Excerpt from a dataset

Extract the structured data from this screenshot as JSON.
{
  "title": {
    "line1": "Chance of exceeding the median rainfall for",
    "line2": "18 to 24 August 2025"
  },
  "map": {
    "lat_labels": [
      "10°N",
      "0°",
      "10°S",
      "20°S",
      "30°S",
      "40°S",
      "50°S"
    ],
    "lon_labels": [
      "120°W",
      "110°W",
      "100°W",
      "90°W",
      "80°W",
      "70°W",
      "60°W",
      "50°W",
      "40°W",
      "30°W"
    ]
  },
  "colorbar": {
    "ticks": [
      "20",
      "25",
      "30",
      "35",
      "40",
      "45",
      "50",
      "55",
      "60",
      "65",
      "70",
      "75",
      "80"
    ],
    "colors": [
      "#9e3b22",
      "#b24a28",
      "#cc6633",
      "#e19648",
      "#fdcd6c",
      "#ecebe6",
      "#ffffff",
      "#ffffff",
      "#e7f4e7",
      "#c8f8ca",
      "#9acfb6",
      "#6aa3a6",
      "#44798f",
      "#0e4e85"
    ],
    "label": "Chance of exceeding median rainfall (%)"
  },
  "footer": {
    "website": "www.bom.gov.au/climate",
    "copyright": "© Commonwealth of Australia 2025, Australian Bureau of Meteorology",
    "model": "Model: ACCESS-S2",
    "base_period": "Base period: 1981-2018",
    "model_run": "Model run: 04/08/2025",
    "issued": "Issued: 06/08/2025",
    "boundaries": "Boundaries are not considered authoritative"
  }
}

* _Request_:
Exactly as shown above, return every record.

* _Expected output_:
Extract the structured data from this screenshot as JSON.
{
  "title": {
    "line1": "Chance of exceeding the median rainfall for",
    "line2": "18 to 24 August 2025"
  },
  "map": {
    "lat_labels": [
      "10°N",
      "0°",
      "10°S",
      "20°S",
      "30°S",
      "40°S",
      "50°S"
    ],
    "lon_labels": [
      "120°W",
      "110°W",
      "100°W",
      "90°W",
      "80°W",
      "70°W",
      "60°W",
      "50°W",
      "40°W",
      "30°W"
    ]
  },
  "colorbar": {
    "ticks": [
      "20",
      "25",
      "30",
      "35",
      "40",
      "45",
      "50",
      "55",
      "60",
      "65",
      "70",
      "75",
      "80"
    ],
    "colors": [
      "#9e3b22",
      "#b24a28",
      "#cc6633",
      "#e19648",
      "#fdcd6c",
      "#ecebe6",
      "#ffffff",
      "#ffffff",
      "#e7f4e7",
      "#c8f8ca",
      "#9acfb6",
      "#6aa3a6",
      "#44798f",
      "#0e4e85"
    ],
    "label": "Chance of exceeding median rainfall (%)"
  },
  "footer": {
    "website": "www.bom.gov.au/climate",
    "copyright": "© Commonwealth of Australia 2025, Australian Bureau of Meteorology",
    "model": "Model: ACCESS-S2",
    "base_period": "Base period: 1981-2018",
    "model_run": "Model run: 04/08/2025",
    "issued": "Issued: 06/08/2025",
    "boundaries": "Boundaries are not considered authoritative"
  }
}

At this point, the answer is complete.